◆ ENUNCIADO DA TAREFA ◆
Reproduza todas as linhas dos registros a seguir, sem nenhuma alteração.

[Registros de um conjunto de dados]
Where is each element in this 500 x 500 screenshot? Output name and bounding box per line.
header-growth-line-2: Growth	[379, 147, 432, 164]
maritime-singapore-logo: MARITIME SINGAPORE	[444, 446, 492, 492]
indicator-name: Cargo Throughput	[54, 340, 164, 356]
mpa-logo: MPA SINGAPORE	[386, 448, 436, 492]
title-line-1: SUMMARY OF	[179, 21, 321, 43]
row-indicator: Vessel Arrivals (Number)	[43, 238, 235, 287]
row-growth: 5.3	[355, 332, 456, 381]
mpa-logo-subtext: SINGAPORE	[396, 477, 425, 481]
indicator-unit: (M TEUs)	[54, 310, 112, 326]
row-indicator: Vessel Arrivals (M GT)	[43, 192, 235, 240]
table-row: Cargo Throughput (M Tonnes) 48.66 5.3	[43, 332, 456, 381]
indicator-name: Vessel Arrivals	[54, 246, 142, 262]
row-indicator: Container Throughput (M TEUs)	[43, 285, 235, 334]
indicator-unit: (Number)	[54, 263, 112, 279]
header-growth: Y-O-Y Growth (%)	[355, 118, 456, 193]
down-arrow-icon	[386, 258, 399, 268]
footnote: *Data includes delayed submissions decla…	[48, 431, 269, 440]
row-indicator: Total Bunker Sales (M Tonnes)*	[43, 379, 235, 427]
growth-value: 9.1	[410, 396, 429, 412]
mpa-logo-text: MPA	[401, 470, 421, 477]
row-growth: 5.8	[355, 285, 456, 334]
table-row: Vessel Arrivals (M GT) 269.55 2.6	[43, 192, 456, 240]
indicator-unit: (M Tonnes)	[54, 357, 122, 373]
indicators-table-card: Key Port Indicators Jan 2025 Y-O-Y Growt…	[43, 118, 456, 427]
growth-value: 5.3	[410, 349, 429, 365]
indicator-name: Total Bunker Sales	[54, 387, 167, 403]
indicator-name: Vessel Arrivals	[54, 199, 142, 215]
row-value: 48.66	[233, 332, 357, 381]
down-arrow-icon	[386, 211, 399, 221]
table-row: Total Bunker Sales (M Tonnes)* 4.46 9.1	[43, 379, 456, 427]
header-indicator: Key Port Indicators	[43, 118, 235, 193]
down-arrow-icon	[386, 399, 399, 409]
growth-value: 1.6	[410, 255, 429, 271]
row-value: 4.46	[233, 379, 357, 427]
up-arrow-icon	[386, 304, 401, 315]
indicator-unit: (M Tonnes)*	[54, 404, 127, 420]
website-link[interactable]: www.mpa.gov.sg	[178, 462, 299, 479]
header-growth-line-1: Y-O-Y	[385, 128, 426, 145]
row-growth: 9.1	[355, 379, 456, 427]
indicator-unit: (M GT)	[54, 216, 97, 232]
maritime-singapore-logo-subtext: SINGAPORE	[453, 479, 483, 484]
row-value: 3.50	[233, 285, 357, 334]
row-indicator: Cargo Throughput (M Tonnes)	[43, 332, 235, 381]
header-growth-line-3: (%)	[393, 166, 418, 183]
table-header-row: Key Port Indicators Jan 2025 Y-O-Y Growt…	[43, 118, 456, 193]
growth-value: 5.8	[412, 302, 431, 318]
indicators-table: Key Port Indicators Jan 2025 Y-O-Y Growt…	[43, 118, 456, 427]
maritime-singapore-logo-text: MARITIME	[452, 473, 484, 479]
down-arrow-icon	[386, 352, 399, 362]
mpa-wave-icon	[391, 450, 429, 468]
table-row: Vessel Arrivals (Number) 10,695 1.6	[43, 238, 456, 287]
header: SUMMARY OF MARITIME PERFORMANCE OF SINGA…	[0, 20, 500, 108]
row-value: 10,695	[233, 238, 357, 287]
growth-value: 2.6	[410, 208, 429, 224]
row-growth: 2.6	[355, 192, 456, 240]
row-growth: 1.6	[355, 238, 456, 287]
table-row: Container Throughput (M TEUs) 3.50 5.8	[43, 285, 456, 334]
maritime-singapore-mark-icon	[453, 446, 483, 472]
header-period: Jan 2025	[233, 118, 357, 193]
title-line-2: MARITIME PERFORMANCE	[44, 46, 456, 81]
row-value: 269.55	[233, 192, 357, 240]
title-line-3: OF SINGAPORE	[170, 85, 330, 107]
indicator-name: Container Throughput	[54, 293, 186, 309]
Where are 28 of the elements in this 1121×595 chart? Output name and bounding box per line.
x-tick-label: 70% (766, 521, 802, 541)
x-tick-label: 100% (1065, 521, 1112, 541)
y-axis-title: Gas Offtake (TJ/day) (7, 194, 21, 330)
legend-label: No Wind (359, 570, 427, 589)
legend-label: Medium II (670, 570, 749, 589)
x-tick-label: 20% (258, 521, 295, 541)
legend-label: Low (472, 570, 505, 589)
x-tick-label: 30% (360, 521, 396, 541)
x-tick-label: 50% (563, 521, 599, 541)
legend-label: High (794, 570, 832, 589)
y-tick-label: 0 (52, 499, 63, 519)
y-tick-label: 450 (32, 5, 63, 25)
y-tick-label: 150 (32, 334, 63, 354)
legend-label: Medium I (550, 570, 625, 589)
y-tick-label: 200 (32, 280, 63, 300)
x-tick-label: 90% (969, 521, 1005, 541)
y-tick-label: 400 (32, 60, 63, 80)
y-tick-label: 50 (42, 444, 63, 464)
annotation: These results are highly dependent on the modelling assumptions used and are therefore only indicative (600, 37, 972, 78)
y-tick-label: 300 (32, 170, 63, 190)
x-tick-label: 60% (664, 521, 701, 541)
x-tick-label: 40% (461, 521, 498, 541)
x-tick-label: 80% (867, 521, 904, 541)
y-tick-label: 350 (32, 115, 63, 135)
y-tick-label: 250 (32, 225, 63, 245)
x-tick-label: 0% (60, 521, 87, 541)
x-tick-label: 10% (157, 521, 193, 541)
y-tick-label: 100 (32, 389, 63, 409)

◆ RESULTADO DA TAREFA ◆
Where is each element in this 500 x 500 screenshot? Output name and bounding box per line.
header-growth-line-2: Growth	[379, 147, 432, 164]
maritime-singapore-logo: MARITIME SINGAPORE	[444, 446, 492, 492]
indicator-name: Cargo Throughput	[54, 340, 164, 356]
mpa-logo: MPA SINGAPORE	[386, 448, 436, 492]
title-line-1: SUMMARY OF	[179, 21, 321, 43]
row-indicator: Vessel Arrivals (Number)	[43, 238, 235, 287]
row-growth: 5.3	[355, 332, 456, 381]
mpa-logo-subtext: SINGAPORE	[396, 477, 425, 481]
indicator-unit: (M TEUs)	[54, 310, 112, 326]
row-indicator: Vessel Arrivals (M GT)	[43, 192, 235, 240]
table-row: Cargo Throughput (M Tonnes) 48.66 5.3	[43, 332, 456, 381]
indicator-name: Vessel Arrivals	[54, 246, 142, 262]
row-indicator: Container Throughput (M TEUs)	[43, 285, 235, 334]
indicator-unit: (Number)	[54, 263, 112, 279]
header-growth: Y-O-Y Growth (%)	[355, 118, 456, 193]
down-arrow-icon	[386, 258, 399, 268]
footnote: *Data includes delayed submissions decla…	[48, 431, 269, 440]
row-indicator: Total Bunker Sales (M Tonnes)*	[43, 379, 235, 427]
growth-value: 9.1	[410, 396, 429, 412]
mpa-logo-text: MPA	[401, 470, 421, 477]
row-growth: 5.8	[355, 285, 456, 334]
table-row: Vessel Arrivals (M GT) 269.55 2.6	[43, 192, 456, 240]
indicator-unit: (M Tonnes)	[54, 357, 122, 373]
indicators-table-card: Key Port Indicators Jan 2025 Y-O-Y Growt…	[43, 118, 456, 427]
growth-value: 5.3	[410, 349, 429, 365]
indicator-name: Total Bunker Sales	[54, 387, 167, 403]
indicator-name: Vessel Arrivals	[54, 199, 142, 215]
row-value: 48.66	[233, 332, 357, 381]
down-arrow-icon	[386, 211, 399, 221]
table-row: Total Bunker Sales (M Tonnes)* 4.46 9.1	[43, 379, 456, 427]
header-indicator: Key Port Indicators	[43, 118, 235, 193]
down-arrow-icon	[386, 399, 399, 409]
growth-value: 1.6	[410, 255, 429, 271]
row-value: 4.46	[233, 379, 357, 427]
up-arrow-icon	[386, 304, 401, 315]
indicator-unit: (M Tonnes)*	[54, 404, 127, 420]
website-link[interactable]: www.mpa.gov.sg	[178, 462, 299, 479]
header-growth-line-1: Y-O-Y	[385, 128, 426, 145]
row-growth: 9.1	[355, 379, 456, 427]
indicator-unit: (M GT)	[54, 216, 97, 232]
maritime-singapore-logo-subtext: SINGAPORE	[453, 479, 483, 484]
row-value: 3.50	[233, 285, 357, 334]
row-indicator: Cargo Throughput (M Tonnes)	[43, 332, 235, 381]
header-growth-line-3: (%)	[393, 166, 418, 183]
table-header-row: Key Port Indicators Jan 2025 Y-O-Y Growt…	[43, 118, 456, 193]
growth-value: 5.8	[412, 302, 431, 318]
indicators-table: Key Port Indicators Jan 2025 Y-O-Y Growt…	[43, 118, 456, 427]
maritime-singapore-logo-text: MARITIME	[452, 473, 484, 479]
down-arrow-icon	[386, 352, 399, 362]
mpa-wave-icon	[391, 450, 429, 468]
table-row: Vessel Arrivals (Number) 10,695 1.6	[43, 238, 456, 287]
header: SUMMARY OF MARITIME PERFORMANCE OF SINGA…	[0, 20, 500, 108]
row-value: 10,695	[233, 238, 357, 287]
growth-value: 2.6	[410, 208, 429, 224]
row-growth: 2.6	[355, 192, 456, 240]
row-growth: 1.6	[355, 238, 456, 287]
table-row: Container Throughput (M TEUs) 3.50 5.8	[43, 285, 456, 334]
maritime-singapore-mark-icon	[453, 446, 483, 472]
header-period: Jan 2025	[233, 118, 357, 193]
title-line-2: MARITIME PERFORMANCE	[44, 46, 456, 81]
row-value: 269.55	[233, 192, 357, 240]
title-line-3: OF SINGAPORE	[170, 85, 330, 107]
indicator-name: Container Throughput	[54, 293, 186, 309]
Where are 28 of the elements in this 1121×595 chart? Output name and bounding box per line.
x-tick-label: 70% (766, 521, 802, 541)
x-tick-label: 100% (1065, 521, 1112, 541)
y-axis-title: Gas Offtake (TJ/day) (7, 194, 21, 330)
legend-label: No Wind (359, 570, 427, 589)
legend-label: Medium II (670, 570, 749, 589)
x-tick-label: 20% (258, 521, 295, 541)
legend-label: Low (472, 570, 505, 589)
x-tick-label: 30% (360, 521, 396, 541)
x-tick-label: 50% (563, 521, 599, 541)
legend-label: High (794, 570, 832, 589)
y-tick-label: 0 (52, 499, 63, 519)
y-tick-label: 450 (32, 5, 63, 25)
y-tick-label: 150 (32, 334, 63, 354)
legend-label: Medium I (550, 570, 625, 589)
y-tick-label: 200 (32, 280, 63, 300)
x-tick-label: 90% (969, 521, 1005, 541)
y-tick-label: 400 (32, 60, 63, 80)
y-tick-label: 50 (42, 444, 63, 464)
annotation: These results are highly dependent on the modelling assumptions used and are therefore only indicative (600, 37, 972, 78)
y-tick-label: 300 (32, 170, 63, 190)
x-tick-label: 60% (664, 521, 701, 541)
x-tick-label: 40% (461, 521, 498, 541)
x-tick-label: 80% (867, 521, 904, 541)
y-tick-label: 350 (32, 115, 63, 135)
y-tick-label: 250 (32, 225, 63, 245)
x-tick-label: 0% (60, 521, 87, 541)
x-tick-label: 10% (157, 521, 193, 541)
y-tick-label: 100 (32, 389, 63, 409)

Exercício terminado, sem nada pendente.